(EXERCISE DETAILS):
An exact transcription of every record below is required, with the pictures left out.

(RECORDS):
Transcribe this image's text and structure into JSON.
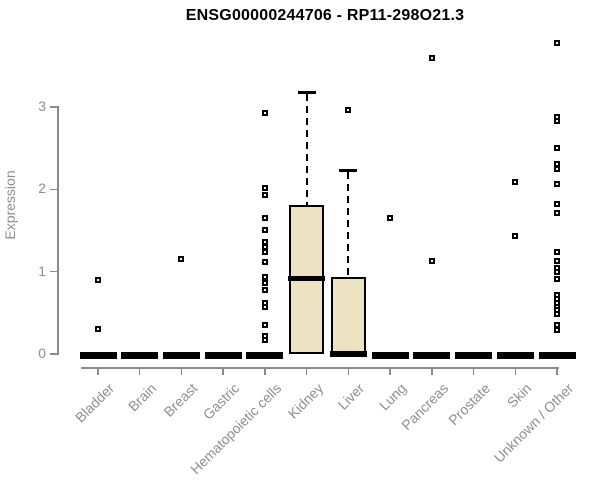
{
  "chart_data": {
    "type": "boxplot",
    "title": "ENSG00000244706 - RP11-298O21.3",
    "ylabel": "Expression",
    "xlabel": "",
    "yticks": [
      0,
      1,
      2,
      3
    ],
    "ylim": [
      -0.2,
      3.85
    ],
    "grid": false,
    "legend": null,
    "categories": [
      "Bladder",
      "Brain",
      "Breast",
      "Gastric",
      "Hematopoietic cells",
      "Kidney",
      "Liver",
      "Lung",
      "Pancreas",
      "Prostate",
      "Skin",
      "Unknown / Other"
    ],
    "series": [
      {
        "category": "Bladder",
        "q1": 0,
        "median": 0,
        "q3": 0,
        "whisker_low": 0,
        "whisker_high": 0,
        "outliers": [
          0.9,
          0.3
        ]
      },
      {
        "category": "Brain",
        "q1": 0,
        "median": 0,
        "q3": 0,
        "whisker_low": 0,
        "whisker_high": 0,
        "outliers": []
      },
      {
        "category": "Breast",
        "q1": 0,
        "median": 0,
        "q3": 0,
        "whisker_low": 0,
        "whisker_high": 0,
        "outliers": [
          1.15
        ]
      },
      {
        "category": "Gastric",
        "q1": 0,
        "median": 0,
        "q3": 0,
        "whisker_low": 0,
        "whisker_high": 0,
        "outliers": []
      },
      {
        "category": "Hematopoietic cells",
        "q1": 0,
        "median": 0,
        "q3": 0,
        "whisker_low": 0,
        "whisker_high": 0,
        "outliers": [
          2.93,
          2.02,
          1.93,
          1.65,
          1.51,
          1.36,
          1.3,
          1.24,
          1.12,
          0.94,
          0.86,
          0.78,
          0.62,
          0.57,
          0.35,
          0.22,
          0.17
        ]
      },
      {
        "category": "Kidney",
        "q1": 0,
        "median": 0.92,
        "q3": 1.81,
        "whisker_low": 0,
        "whisker_high": 3.18,
        "outliers": []
      },
      {
        "category": "Liver",
        "q1": 0,
        "median": 0.02,
        "q3": 0.94,
        "whisker_low": 0,
        "whisker_high": 2.23,
        "outliers": [
          2.96
        ]
      },
      {
        "category": "Lung",
        "q1": 0,
        "median": 0,
        "q3": 0,
        "whisker_low": 0,
        "whisker_high": 0,
        "outliers": [
          1.65
        ]
      },
      {
        "category": "Pancreas",
        "q1": 0,
        "median": 0,
        "q3": 0,
        "whisker_low": 0,
        "whisker_high": 0,
        "outliers": [
          3.6,
          1.13
        ]
      },
      {
        "category": "Prostate",
        "q1": 0,
        "median": 0,
        "q3": 0,
        "whisker_low": 0,
        "whisker_high": 0,
        "outliers": []
      },
      {
        "category": "Skin",
        "q1": 0,
        "median": 0,
        "q3": 0,
        "whisker_low": 0,
        "whisker_high": 0,
        "outliers": [
          2.09,
          1.43
        ]
      },
      {
        "category": "Unknown / Other",
        "q1": 0,
        "median": 0,
        "q3": 0,
        "whisker_low": 0,
        "whisker_high": 0,
        "outliers": [
          3.78,
          2.88,
          2.83,
          2.5,
          2.31,
          2.25,
          2.07,
          1.82,
          1.71,
          1.24,
          1.13,
          1.04,
          1.0,
          0.91,
          0.72,
          0.67,
          0.62,
          0.57,
          0.53,
          0.49,
          0.35,
          0.29
        ]
      }
    ],
    "colors": {
      "box_fill": "#ede3c3",
      "box_border": "#000000",
      "axis": "#8a8a8a",
      "text": "#8f8f8f",
      "title": "#000000",
      "outlier": "#000000",
      "background": "#ffffff"
    }
  }
}
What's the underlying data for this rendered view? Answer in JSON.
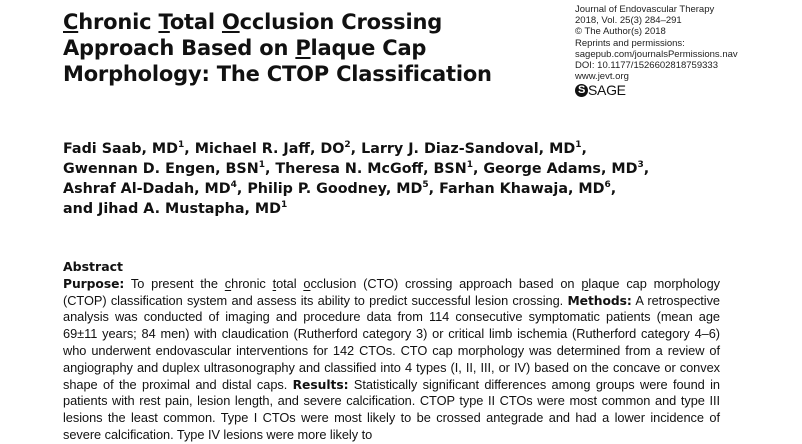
{
  "article": {
    "title_lines": [
      [
        {
          "u": "C",
          "t": "hronic "
        },
        {
          "u": "T",
          "t": "otal "
        },
        {
          "u": "O",
          "t": "cclusion Crossing"
        }
      ],
      [
        {
          "u": "",
          "t": "Approach Based on "
        },
        {
          "u": "P",
          "t": "laque Cap"
        }
      ],
      [
        {
          "u": "",
          "t": "Morphology: The CTOP Classification"
        }
      ]
    ],
    "title_text": "Chronic Total Occlusion Crossing Approach Based on Plaque Cap Morphology: The CTOP Classification"
  },
  "journal_info": {
    "journal": "Journal of Endovascular Therapy",
    "volume": "2018, Vol. 25(3) 284–291",
    "copyright": "© The Author(s) 2018",
    "reprints": "Reprints and permissions:",
    "permissions_url": "sagepub.com/journalsPermissions.nav",
    "doi": "DOI: 10.1177/1526602818759333",
    "website": "www.jevt.org",
    "publisher_logo": {
      "icon": "sage-s-circle-icon",
      "text": "SAGE"
    }
  },
  "authors": {
    "lines": [
      [
        {
          "name": "Fadi Saab, MD",
          "sup": "1",
          "sep": ", "
        },
        {
          "name": "Michael R. Jaff, DO",
          "sup": "2",
          "sep": ", "
        },
        {
          "name": "Larry J. Diaz-Sandoval, MD",
          "sup": "1",
          "sep": ","
        }
      ],
      [
        {
          "name": "Gwennan D. Engen, BSN",
          "sup": "1",
          "sep": ", "
        },
        {
          "name": "Theresa N. McGoff, BSN",
          "sup": "1",
          "sep": ", "
        },
        {
          "name": "George Adams, MD",
          "sup": "3",
          "sep": ","
        }
      ],
      [
        {
          "name": "Ashraf Al-Dadah, MD",
          "sup": "4",
          "sep": ", "
        },
        {
          "name": "Philip P. Goodney, MD",
          "sup": "5",
          "sep": ", "
        },
        {
          "name": "Farhan Khawaja, MD",
          "sup": "6",
          "sep": ","
        }
      ],
      [
        {
          "name": "and Jihad A. Mustapha, MD",
          "sup": "1",
          "sep": ""
        }
      ]
    ]
  },
  "abstract": {
    "heading": "Abstract",
    "sections": {
      "purpose_label": "Purpose:",
      "purpose_parts": [
        {
          "t": " To present the "
        },
        {
          "u": "c",
          "t": "hronic "
        },
        {
          "u": "t",
          "t": "otal "
        },
        {
          "u": "o",
          "t": "cclusion (CTO) crossing approach based on "
        },
        {
          "u": "p",
          "t": "laque cap morphology (CTOP) classification system and assess its ability to predict successful lesion crossing. "
        }
      ],
      "methods_label": "Methods:",
      "methods_text": " A retrospective analysis was conducted of imaging and procedure data from 114 consecutive symptomatic patients (mean age 69±11 years; 84 men) with claudication (Rutherford category 3) or critical limb ischemia (Rutherford category 4–6) who underwent endovascular interventions for 142 CTOs. CTO cap morphology was determined from a review of angiography and duplex ultrasonography and classified into 4 types (I, II, III, or IV) based on the concave or convex shape of the proximal and distal caps. ",
      "results_label": "Results:",
      "results_text": " Statistically significant differences among groups were found in patients with rest pain, lesion length, and severe calcification. CTOP type II CTOs were most common and type III lesions the least common. Type I CTOs were most likely to be crossed antegrade and had a lower incidence of severe calcification. Type IV lesions were more likely to"
    }
  }
}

(RESULT OF THIS EXERCISE):
Transcribe this image's text and structure into JSON.
{
  "chart_data": {
    "type": "boxplot",
    "title": "ENSG00000244706 - RP11-298O21.3",
    "ylabel": "Expression",
    "xlabel": "",
    "yticks": [
      0,
      1,
      2,
      3
    ],
    "ylim": [
      -0.2,
      3.85
    ],
    "grid": false,
    "legend": null,
    "categories": [
      "Bladder",
      "Brain",
      "Breast",
      "Gastric",
      "Hematopoietic cells",
      "Kidney",
      "Liver",
      "Lung",
      "Pancreas",
      "Prostate",
      "Skin",
      "Unknown / Other"
    ],
    "series": [
      {
        "category": "Bladder",
        "q1": 0,
        "median": 0,
        "q3": 0,
        "whisker_low": 0,
        "whisker_high": 0,
        "outliers": [
          0.9,
          0.3
        ]
      },
      {
        "category": "Brain",
        "q1": 0,
        "median": 0,
        "q3": 0,
        "whisker_low": 0,
        "whisker_high": 0,
        "outliers": []
      },
      {
        "category": "Breast",
        "q1": 0,
        "median": 0,
        "q3": 0,
        "whisker_low": 0,
        "whisker_high": 0,
        "outliers": [
          1.15
        ]
      },
      {
        "category": "Gastric",
        "q1": 0,
        "median": 0,
        "q3": 0,
        "whisker_low": 0,
        "whisker_high": 0,
        "outliers": []
      },
      {
        "category": "Hematopoietic cells",
        "q1": 0,
        "median": 0,
        "q3": 0,
        "whisker_low": 0,
        "whisker_high": 0,
        "outliers": [
          2.93,
          2.02,
          1.93,
          1.65,
          1.51,
          1.36,
          1.3,
          1.24,
          1.12,
          0.94,
          0.86,
          0.78,
          0.62,
          0.57,
          0.35,
          0.22,
          0.17
        ]
      },
      {
        "category": "Kidney",
        "q1": 0,
        "median": 0.92,
        "q3": 1.81,
        "whisker_low": 0,
        "whisker_high": 3.18,
        "outliers": []
      },
      {
        "category": "Liver",
        "q1": 0,
        "median": 0.02,
        "q3": 0.94,
        "whisker_low": 0,
        "whisker_high": 2.23,
        "outliers": [
          2.96
        ]
      },
      {
        "category": "Lung",
        "q1": 0,
        "median": 0,
        "q3": 0,
        "whisker_low": 0,
        "whisker_high": 0,
        "outliers": [
          1.65
        ]
      },
      {
        "category": "Pancreas",
        "q1": 0,
        "median": 0,
        "q3": 0,
        "whisker_low": 0,
        "whisker_high": 0,
        "outliers": [
          3.6,
          1.13
        ]
      },
      {
        "category": "Prostate",
        "q1": 0,
        "median": 0,
        "q3": 0,
        "whisker_low": 0,
        "whisker_high": 0,
        "outliers": []
      },
      {
        "category": "Skin",
        "q1": 0,
        "median": 0,
        "q3": 0,
        "whisker_low": 0,
        "whisker_high": 0,
        "outliers": [
          2.09,
          1.43
        ]
      },
      {
        "category": "Unknown / Other",
        "q1": 0,
        "median": 0,
        "q3": 0,
        "whisker_low": 0,
        "whisker_high": 0,
        "outliers": [
          3.78,
          2.88,
          2.83,
          2.5,
          2.31,
          2.25,
          2.07,
          1.82,
          1.71,
          1.24,
          1.13,
          1.04,
          1.0,
          0.91,
          0.72,
          0.67,
          0.62,
          0.57,
          0.53,
          0.49,
          0.35,
          0.29
        ]
      }
    ],
    "colors": {
      "box_fill": "#ede3c3",
      "box_border": "#000000",
      "axis": "#8a8a8a",
      "text": "#8f8f8f",
      "title": "#000000",
      "outlier": "#000000",
      "background": "#ffffff"
    }
  }
}
What's the underlying data for this rendered view? Answer in JSON.
{
  "article": {
    "title_lines": [
      [
        {
          "u": "C",
          "t": "hronic "
        },
        {
          "u": "T",
          "t": "otal "
        },
        {
          "u": "O",
          "t": "cclusion Crossing"
        }
      ],
      [
        {
          "u": "",
          "t": "Approach Based on "
        },
        {
          "u": "P",
          "t": "laque Cap"
        }
      ],
      [
        {
          "u": "",
          "t": "Morphology: The CTOP Classification"
        }
      ]
    ],
    "title_text": "Chronic Total Occlusion Crossing Approach Based on Plaque Cap Morphology: The CTOP Classification"
  },
  "journal_info": {
    "journal": "Journal of Endovascular Therapy",
    "volume": "2018, Vol. 25(3) 284–291",
    "copyright": "© The Author(s) 2018",
    "reprints": "Reprints and permissions:",
    "permissions_url": "sagepub.com/journalsPermissions.nav",
    "doi": "DOI: 10.1177/1526602818759333",
    "website": "www.jevt.org",
    "publisher_logo": {
      "icon": "sage-s-circle-icon",
      "text": "SAGE"
    }
  },
  "authors": {
    "lines": [
      [
        {
          "name": "Fadi Saab, MD",
          "sup": "1",
          "sep": ", "
        },
        {
          "name": "Michael R. Jaff, DO",
          "sup": "2",
          "sep": ", "
        },
        {
          "name": "Larry J. Diaz-Sandoval, MD",
          "sup": "1",
          "sep": ","
        }
      ],
      [
        {
          "name": "Gwennan D. Engen, BSN",
          "sup": "1",
          "sep": ", "
        },
        {
          "name": "Theresa N. McGoff, BSN",
          "sup": "1",
          "sep": ", "
        },
        {
          "name": "George Adams, MD",
          "sup": "3",
          "sep": ","
        }
      ],
      [
        {
          "name": "Ashraf Al-Dadah, MD",
          "sup": "4",
          "sep": ", "
        },
        {
          "name": "Philip P. Goodney, MD",
          "sup": "5",
          "sep": ", "
        },
        {
          "name": "Farhan Khawaja, MD",
          "sup": "6",
          "sep": ","
        }
      ],
      [
        {
          "name": "and Jihad A. Mustapha, MD",
          "sup": "1",
          "sep": ""
        }
      ]
    ]
  },
  "abstract": {
    "heading": "Abstract",
    "sections": {
      "purpose_label": "Purpose:",
      "purpose_parts": [
        {
          "t": " To present the "
        },
        {
          "u": "c",
          "t": "hronic "
        },
        {
          "u": "t",
          "t": "otal "
        },
        {
          "u": "o",
          "t": "cclusion (CTO) crossing approach based on "
        },
        {
          "u": "p",
          "t": "laque cap morphology (CTOP) classification system and assess its ability to predict successful lesion crossing. "
        }
      ],
      "methods_label": "Methods:",
      "methods_text": " A retrospective analysis was conducted of imaging and procedure data from 114 consecutive symptomatic patients (mean age 69±11 years; 84 men) with claudication (Rutherford category 3) or critical limb ischemia (Rutherford category 4–6) who underwent endovascular interventions for 142 CTOs. CTO cap morphology was determined from a review of angiography and duplex ultrasonography and classified into 4 types (I, II, III, or IV) based on the concave or convex shape of the proximal and distal caps. ",
      "results_label": "Results:",
      "results_text": " Statistically significant differences among groups were found in patients with rest pain, lesion length, and severe calcification. CTOP type II CTOs were most common and type III lesions the least common. Type I CTOs were most likely to be crossed antegrade and had a lower incidence of severe calcification. Type IV lesions were more likely to"
    }
  }
}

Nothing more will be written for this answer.